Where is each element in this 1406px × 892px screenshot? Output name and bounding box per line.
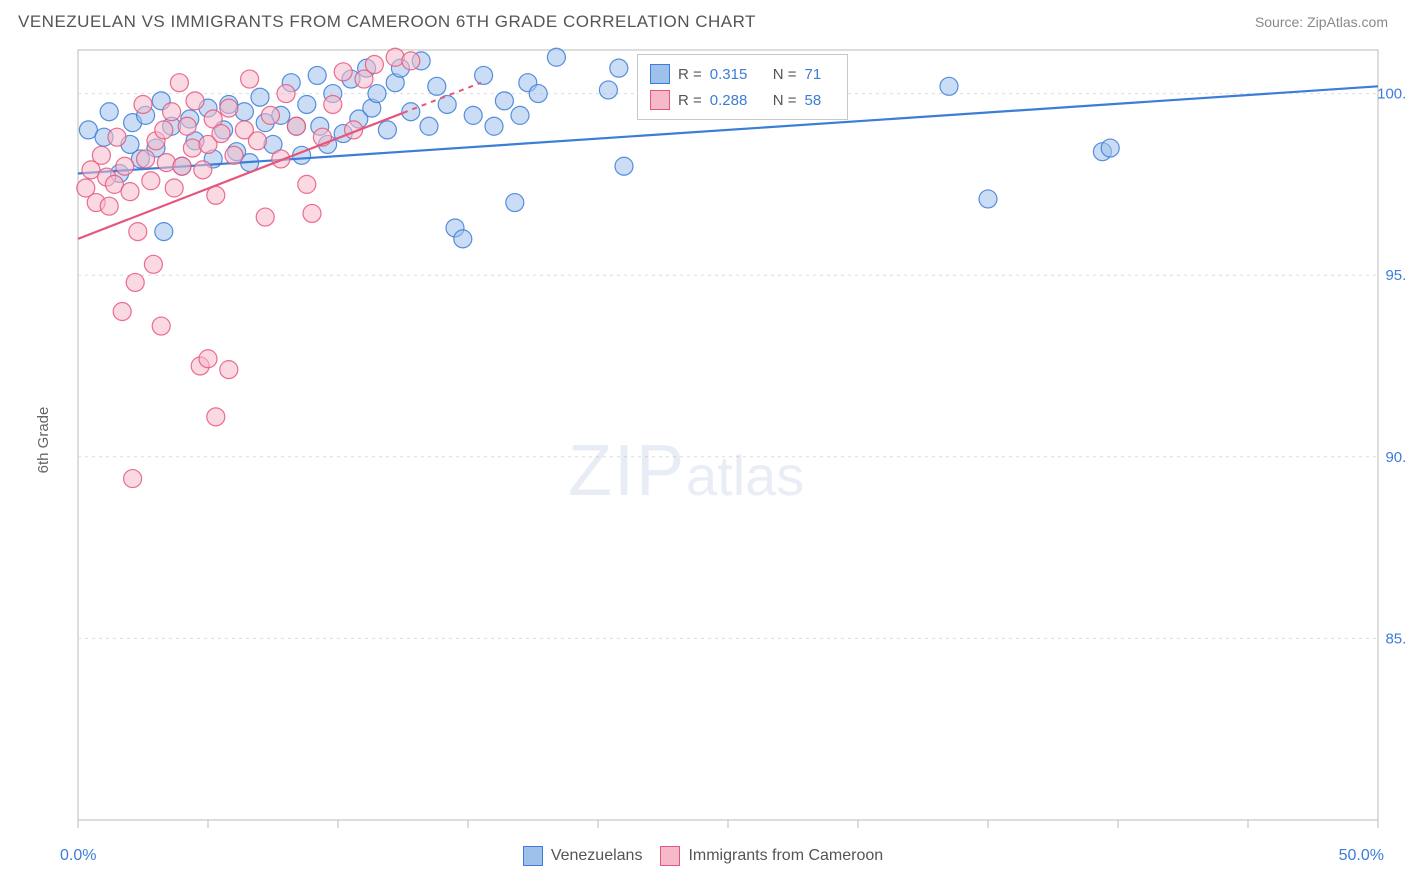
swatch-cameroon (660, 846, 680, 866)
legend-label-venezuelans: Venezuelans (551, 847, 643, 865)
swatch-venezuelans (523, 846, 543, 866)
svg-text:95.0%: 95.0% (1385, 267, 1406, 284)
svg-text:85.0%: 85.0% (1385, 630, 1406, 647)
x-axis-max: 50.0% (1339, 847, 1384, 865)
chart-title: VENEZUELAN VS IMMIGRANTS FROM CAMEROON 6… (18, 12, 756, 32)
scatter-chart: 85.0% 90.0% 95.0% 100.0% (18, 40, 1406, 840)
svg-text:100.0%: 100.0% (1377, 86, 1406, 103)
legend-item-cameroon: Immigrants from Cameroon (660, 846, 883, 866)
svg-text:90.0%: 90.0% (1385, 449, 1406, 466)
source-credit: Source: ZipAtlas.com (1255, 14, 1388, 30)
y-axis-label: 6th Grade (35, 407, 52, 474)
legend-item-venezuelans: Venezuelans (523, 846, 643, 866)
chart-area: 6th Grade 85.0%90.0%95.0%100.0% ZIPatlas… (18, 40, 1388, 840)
x-axis-legend: 0.0% Venezuelans Immigrants from Cameroo… (0, 846, 1406, 866)
legend-label-cameroon: Immigrants from Cameroon (688, 847, 883, 865)
x-axis-min: 0.0% (60, 847, 96, 865)
correlation-legend: R = 0.315 N = 71R = 0.288 N = 58 (637, 54, 848, 120)
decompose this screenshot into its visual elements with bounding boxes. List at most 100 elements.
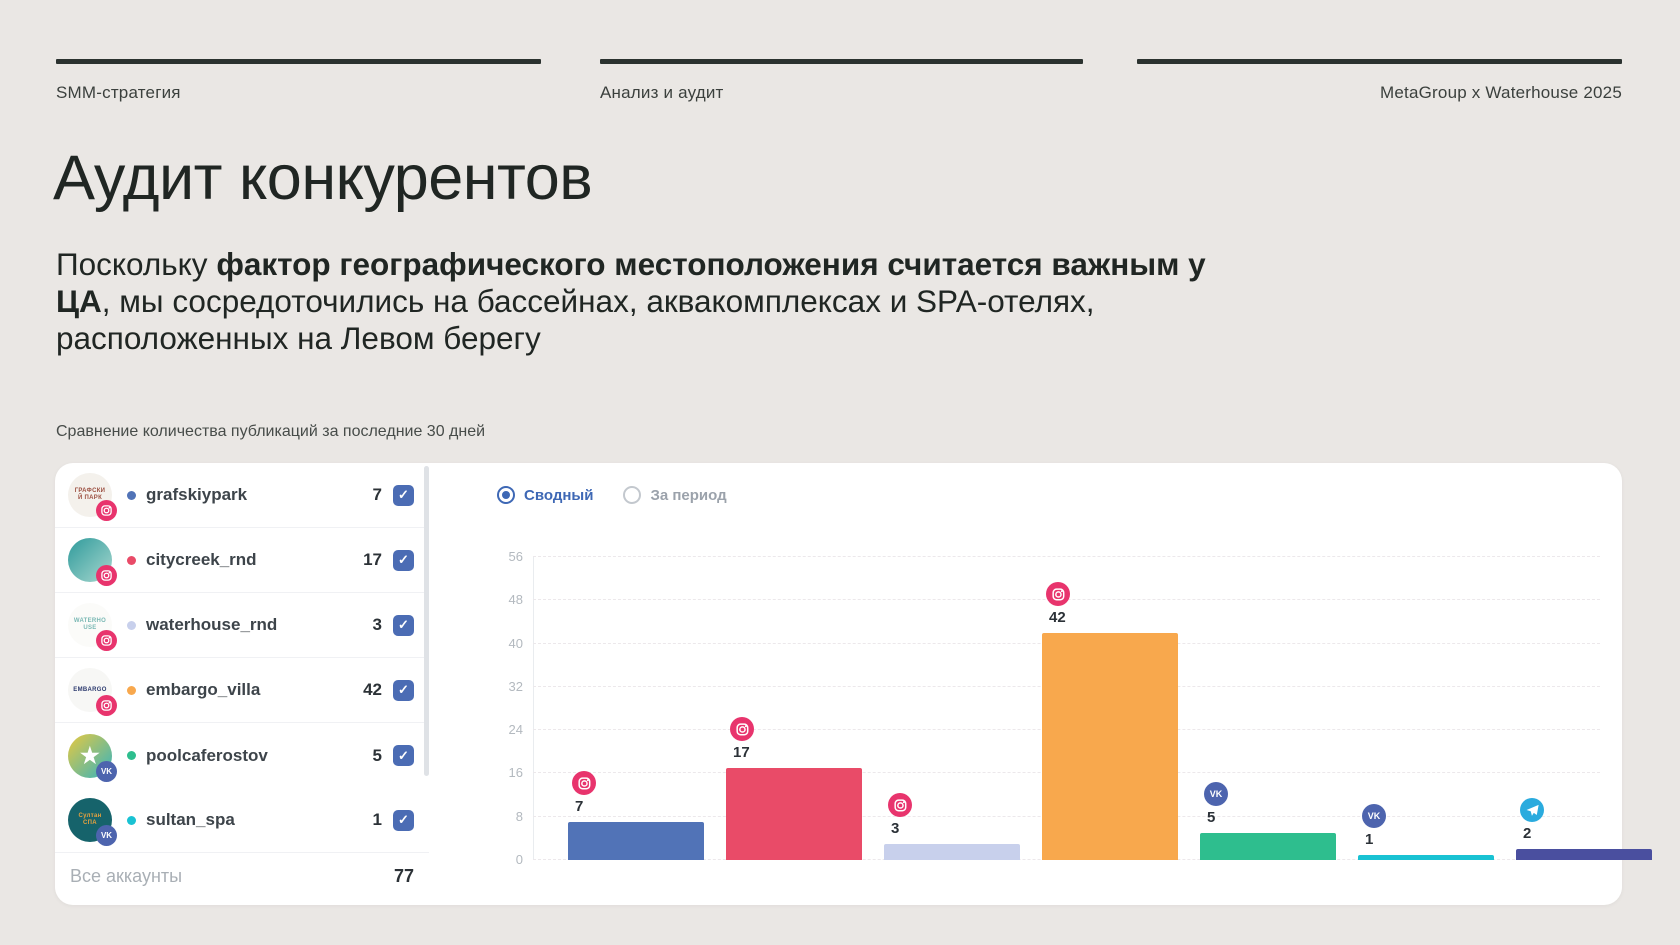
bar[interactable] <box>1516 849 1652 860</box>
bar-value-label: 5 <box>1207 809 1216 826</box>
radio-unselected-icon <box>623 486 642 504</box>
bar-group-telegram-account: 2 <box>1516 798 1652 860</box>
instagram-badge <box>730 717 754 741</box>
bar[interactable] <box>726 768 862 860</box>
header-col-2: Анализ и аудит <box>600 59 1083 103</box>
account-post-count: 17 <box>363 550 382 569</box>
radio-period[interactable]: За период <box>623 486 727 504</box>
bar-group-sultan_spa: VK 1 <box>1358 804 1494 860</box>
bar-value-label: 1 <box>1365 831 1374 848</box>
header-col-1: SMM-стратегия <box>56 59 541 103</box>
avatar: EMBARGO <box>68 668 117 716</box>
subtitle-normal-2: , мы сосредоточились на бассейнах, аквак… <box>56 283 1095 356</box>
account-post-count: 3 <box>372 615 382 634</box>
y-tick-label: 56 <box>508 549 523 564</box>
avatar-label: WATERHOUSE <box>73 618 107 631</box>
avatar-label: ★ <box>79 742 101 768</box>
instagram-icon <box>1051 587 1065 601</box>
radio-summary[interactable]: Сводный <box>497 486 593 504</box>
bar-group-embargo_villa: 42 <box>1042 582 1178 860</box>
vk-badge: VK <box>96 825 117 846</box>
y-tick-label: 0 <box>515 852 523 867</box>
bar-group-poolcaferostov: VK 5 <box>1200 782 1336 860</box>
series-color-dot <box>127 815 136 825</box>
account-post-count: 42 <box>363 680 382 699</box>
subtitle-bold: фактор географического местоположения сч… <box>56 246 1206 319</box>
subtitle-normal-1: Поскольку <box>56 246 217 282</box>
bar[interactable] <box>1358 855 1494 860</box>
radio-period-label: За период <box>650 486 727 504</box>
account-checkbox[interactable]: ✓ <box>393 614 414 636</box>
y-tick-label: 48 <box>508 592 523 608</box>
header-rule <box>56 59 541 64</box>
account-name: waterhouse_rnd <box>146 615 278 634</box>
y-tick-label: 8 <box>515 808 523 824</box>
account-name: poolcaferostov <box>146 745 268 765</box>
bar-group-citycreek_rnd: 17 <box>726 717 862 860</box>
instagram-icon <box>577 776 591 790</box>
account-row-citycreek_rnd: citycreek_rnd 17 ✓ <box>55 528 429 593</box>
accounts-total-label: Все аккаунты <box>70 866 183 886</box>
account-list: ГРАФСКИЙ ПАРК grafskiypark 7 ✓ citycreek… <box>55 463 429 905</box>
analytics-panel: ГРАФСКИЙ ПАРК grafskiypark 7 ✓ citycreek… <box>55 463 1652 905</box>
account-row-poolcaferostov: ★ VK poolcaferostov 5 ✓ <box>55 723 429 788</box>
account-checkbox[interactable]: ✓ <box>393 745 414 766</box>
bar-group-grafskiypark: 7 <box>568 771 704 860</box>
chart-area: Сводный За период 0 8 16 24 32 40 48 56 7 17 3 <box>429 463 1652 905</box>
y-tick-label: 24 <box>508 722 523 738</box>
header-col-3: MetaGroup x Waterhouse 2025 <box>1137 59 1622 103</box>
telegram-badge <box>1520 798 1544 822</box>
accounts-total-value: 77 <box>393 866 414 886</box>
header-label-section: Анализ и аудит <box>600 83 724 102</box>
list-scrollbar[interactable] <box>424 466 429 776</box>
account-checkbox[interactable]: ✓ <box>393 679 414 701</box>
avatar: WATERHOUSE <box>68 603 117 651</box>
y-tick-label: 16 <box>508 765 523 781</box>
header-label-brand: MetaGroup x Waterhouse 2025 <box>1380 83 1622 102</box>
bar-value-label: 42 <box>1049 609 1066 626</box>
account-name: grafskiypark <box>146 485 248 504</box>
instagram-badge <box>888 793 912 817</box>
series-color-dot <box>127 685 136 695</box>
series-color-dot <box>127 751 136 760</box>
vk-icon: VK <box>100 831 113 840</box>
account-name: sultan_spa <box>146 810 235 829</box>
telegram-icon <box>1526 804 1539 816</box>
instagram-badge <box>96 500 117 521</box>
account-checkbox[interactable]: ✓ <box>393 484 414 506</box>
bar[interactable] <box>884 844 1020 860</box>
y-tick-label: 32 <box>508 678 523 694</box>
account-post-count: 1 <box>372 810 382 829</box>
instagram-badge <box>572 771 596 795</box>
avatar-label: EMBARGO <box>73 686 107 693</box>
avatar-label: ГРАФСКИЙ ПАРК <box>74 488 106 501</box>
avatar: Султан СПА VK <box>68 798 117 846</box>
series-color-dot <box>127 620 136 630</box>
radio-selected-icon <box>497 486 515 504</box>
instagram-icon <box>893 798 907 812</box>
instagram-icon <box>101 635 112 646</box>
bar[interactable] <box>1200 833 1336 860</box>
account-row-sultan_spa: Султан СПА VK sultan_spa 1 ✓ <box>55 788 429 853</box>
header-label-strategy: SMM-стратегия <box>56 83 181 102</box>
vk-icon: VK <box>100 766 113 776</box>
instagram-badge <box>96 630 117 651</box>
series-color-dot <box>127 555 136 565</box>
bar[interactable] <box>1042 633 1178 860</box>
account-post-count: 5 <box>372 745 382 765</box>
header-rule <box>1137 59 1622 64</box>
instagram-badge <box>96 695 117 716</box>
avatar: ГРАФСКИЙ ПАРК <box>68 473 117 521</box>
account-checkbox[interactable]: ✓ <box>393 809 414 831</box>
instagram-badge <box>1046 582 1070 606</box>
instagram-icon <box>101 700 112 711</box>
bar-value-label: 2 <box>1523 825 1532 842</box>
vk-badge: VK <box>1362 804 1386 828</box>
bar[interactable] <box>568 822 704 860</box>
account-name: embargo_villa <box>146 680 261 699</box>
account-checkbox[interactable]: ✓ <box>393 549 414 571</box>
avatar: ★ VK <box>68 733 117 782</box>
page-title: Аудит конкурентов <box>53 143 593 213</box>
header-rule <box>600 59 1083 64</box>
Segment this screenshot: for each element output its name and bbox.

Exercise requirements: State how many lines in the data above contain the string "subtitle". Reply with the number alone.

Reply to the task: 3